→ **Records for processing**:
[Start of Attachment]

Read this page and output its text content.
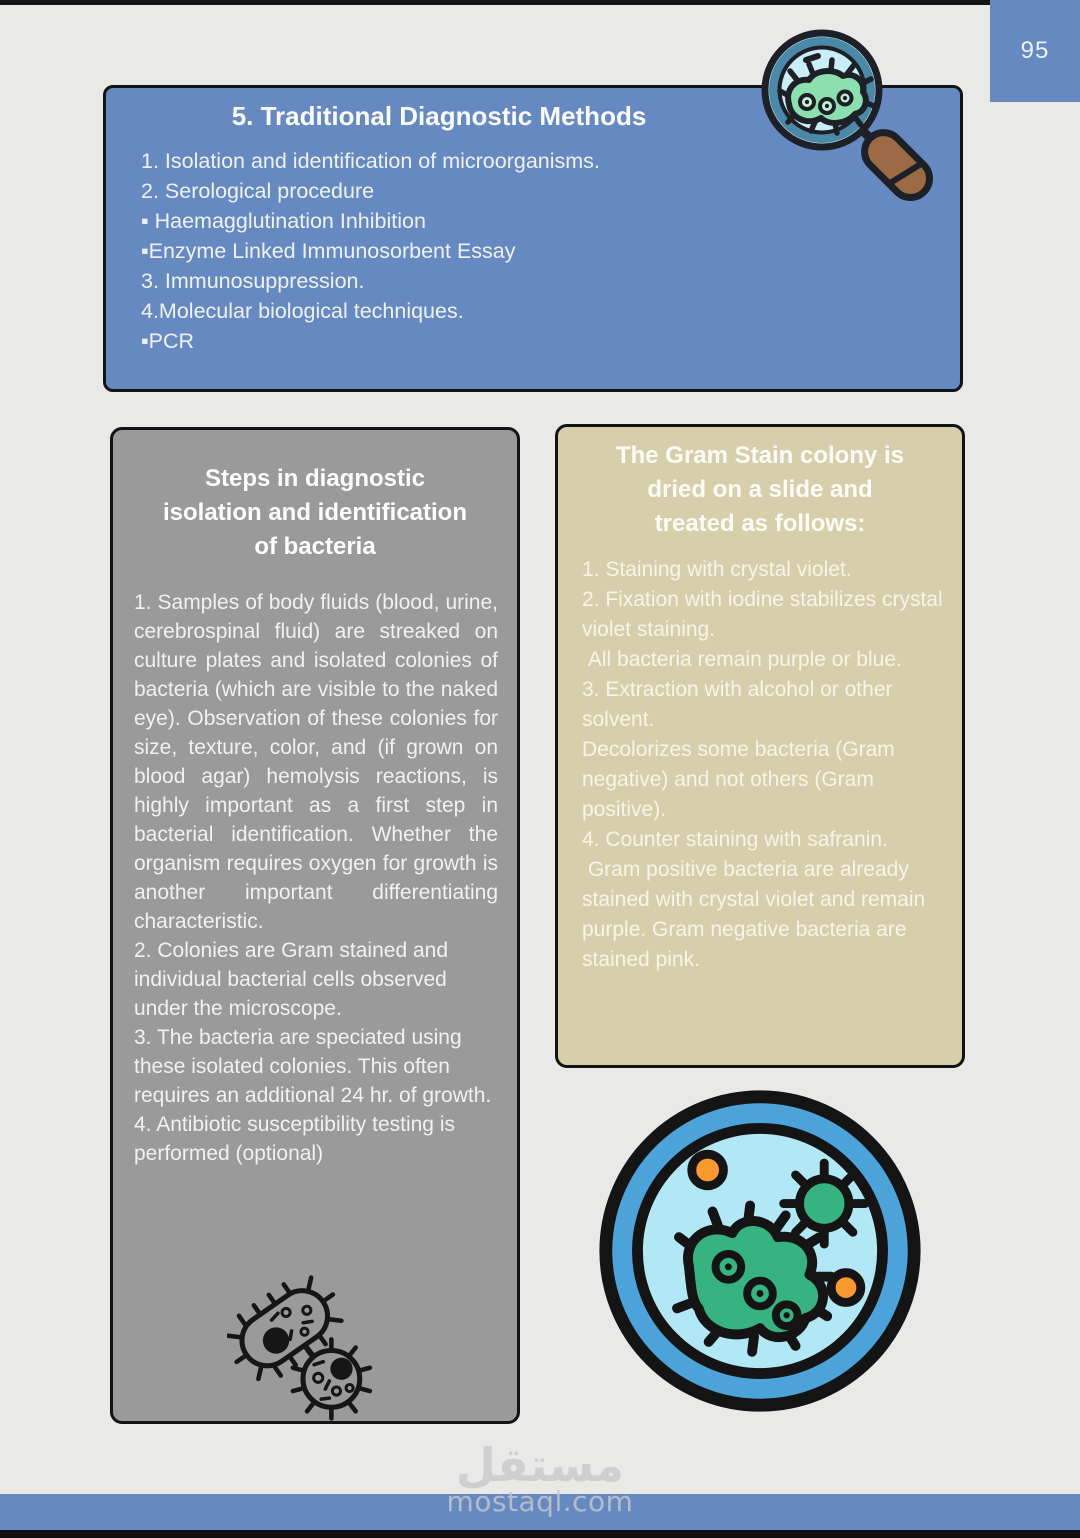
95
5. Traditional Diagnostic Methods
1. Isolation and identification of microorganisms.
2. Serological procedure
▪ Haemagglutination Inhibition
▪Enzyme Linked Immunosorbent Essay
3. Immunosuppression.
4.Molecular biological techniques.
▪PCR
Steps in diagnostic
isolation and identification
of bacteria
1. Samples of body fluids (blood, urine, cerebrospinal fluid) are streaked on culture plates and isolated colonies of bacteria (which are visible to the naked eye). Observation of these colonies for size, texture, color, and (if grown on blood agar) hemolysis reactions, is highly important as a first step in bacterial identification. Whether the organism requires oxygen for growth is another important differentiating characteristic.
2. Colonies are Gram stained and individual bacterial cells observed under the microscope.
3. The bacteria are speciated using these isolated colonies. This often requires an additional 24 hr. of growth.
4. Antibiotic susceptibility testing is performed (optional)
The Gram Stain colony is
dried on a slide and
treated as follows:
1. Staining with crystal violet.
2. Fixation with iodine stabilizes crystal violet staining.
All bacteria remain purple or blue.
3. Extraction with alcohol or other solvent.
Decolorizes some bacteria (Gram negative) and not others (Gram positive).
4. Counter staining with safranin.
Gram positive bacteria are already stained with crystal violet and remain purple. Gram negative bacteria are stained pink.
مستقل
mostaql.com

[End of Attachment]
[Start of Attachment]

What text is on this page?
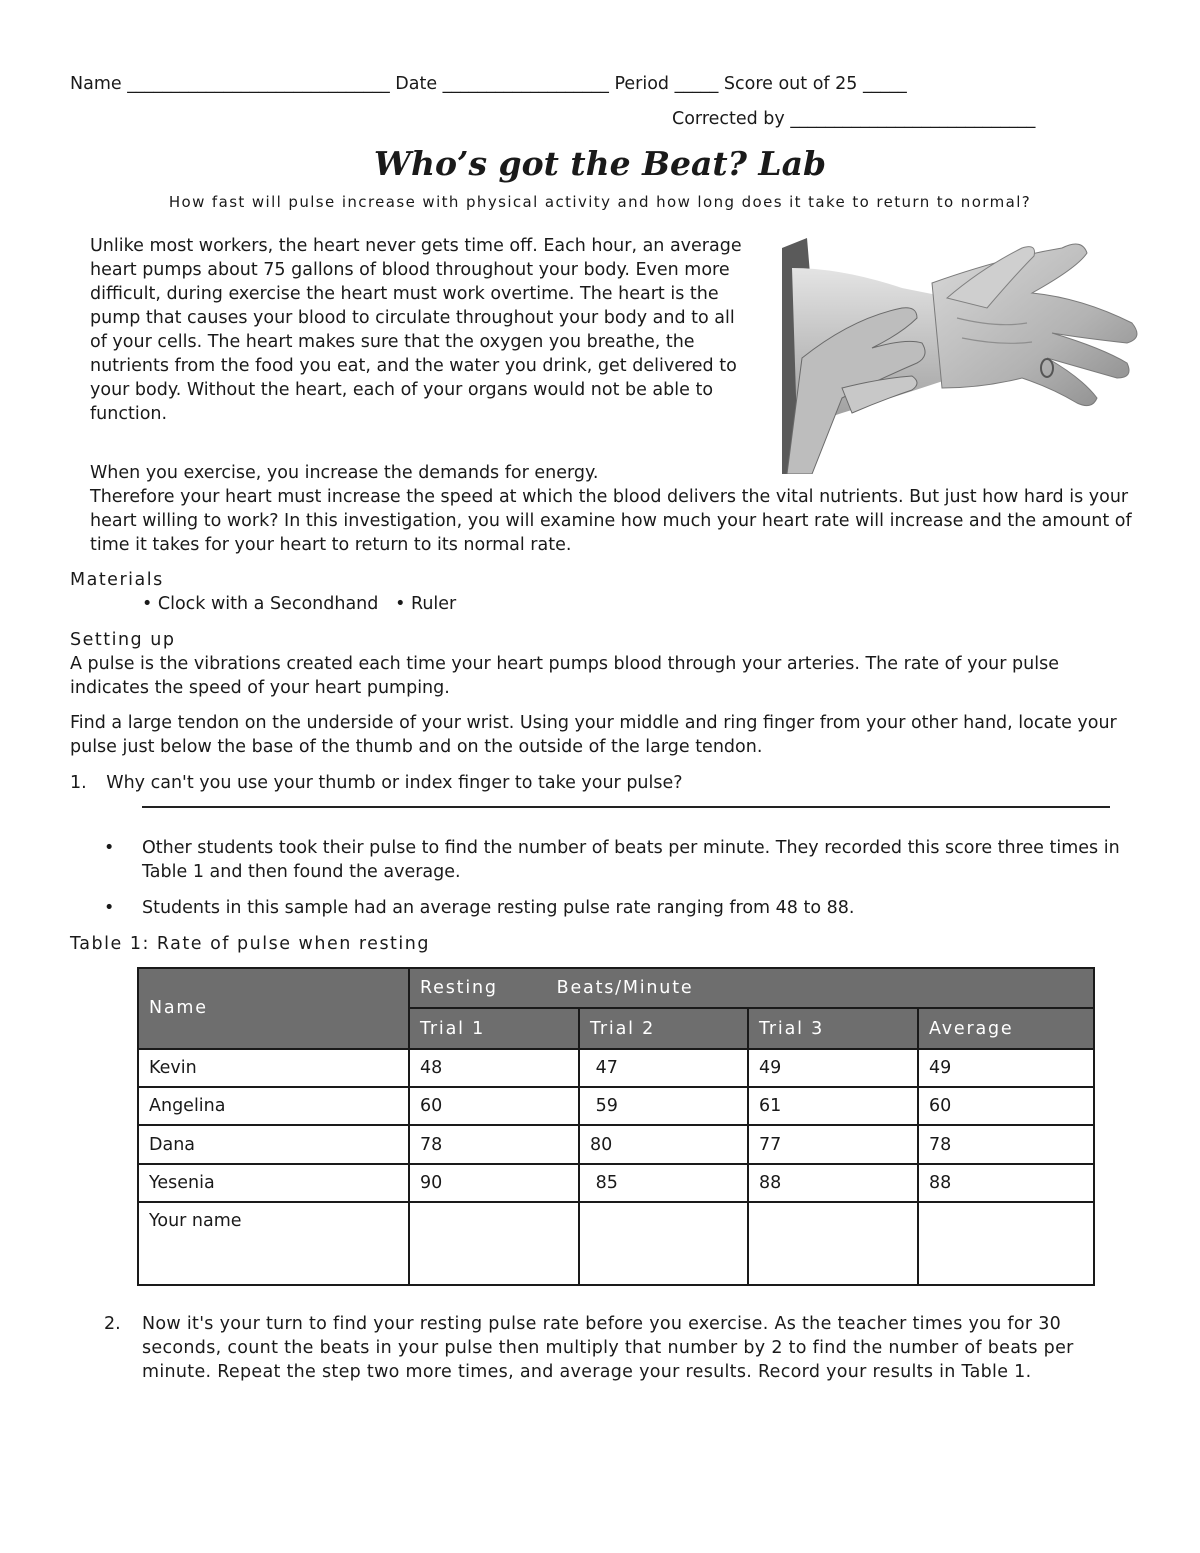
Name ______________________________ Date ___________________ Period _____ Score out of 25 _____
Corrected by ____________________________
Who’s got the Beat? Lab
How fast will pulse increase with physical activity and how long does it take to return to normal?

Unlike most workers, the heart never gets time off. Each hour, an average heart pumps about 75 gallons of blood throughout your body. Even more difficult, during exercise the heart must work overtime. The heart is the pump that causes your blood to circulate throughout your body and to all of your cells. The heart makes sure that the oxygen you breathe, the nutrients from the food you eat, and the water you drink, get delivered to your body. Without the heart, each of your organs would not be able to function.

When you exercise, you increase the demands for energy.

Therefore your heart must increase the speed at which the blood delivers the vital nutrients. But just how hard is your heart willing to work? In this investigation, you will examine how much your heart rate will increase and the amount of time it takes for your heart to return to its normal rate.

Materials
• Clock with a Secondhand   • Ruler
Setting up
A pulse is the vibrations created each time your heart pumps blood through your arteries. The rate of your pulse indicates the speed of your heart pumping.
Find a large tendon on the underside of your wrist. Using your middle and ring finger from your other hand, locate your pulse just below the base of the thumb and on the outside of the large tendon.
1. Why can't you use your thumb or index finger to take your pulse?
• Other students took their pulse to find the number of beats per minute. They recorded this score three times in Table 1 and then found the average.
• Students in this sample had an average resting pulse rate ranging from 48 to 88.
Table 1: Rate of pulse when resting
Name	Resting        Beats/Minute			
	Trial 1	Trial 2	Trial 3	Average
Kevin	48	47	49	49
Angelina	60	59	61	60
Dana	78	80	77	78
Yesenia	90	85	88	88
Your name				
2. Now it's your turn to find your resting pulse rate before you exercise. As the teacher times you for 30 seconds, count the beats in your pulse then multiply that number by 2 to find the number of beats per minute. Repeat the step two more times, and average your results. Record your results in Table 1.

[End of Attachment]

Copy out all lines of the material above in which "Gram" occurs.

2. Colonies are Gram stained and individual bacterial cells observed under the microscope.
The Gram Stain colony is
Decolorizes some bacteria (Gram negative) and not others (Gram positive).
Gram positive bacteria are already stained with crystal violet and remain purple. Gram negative bacteria are stained pink.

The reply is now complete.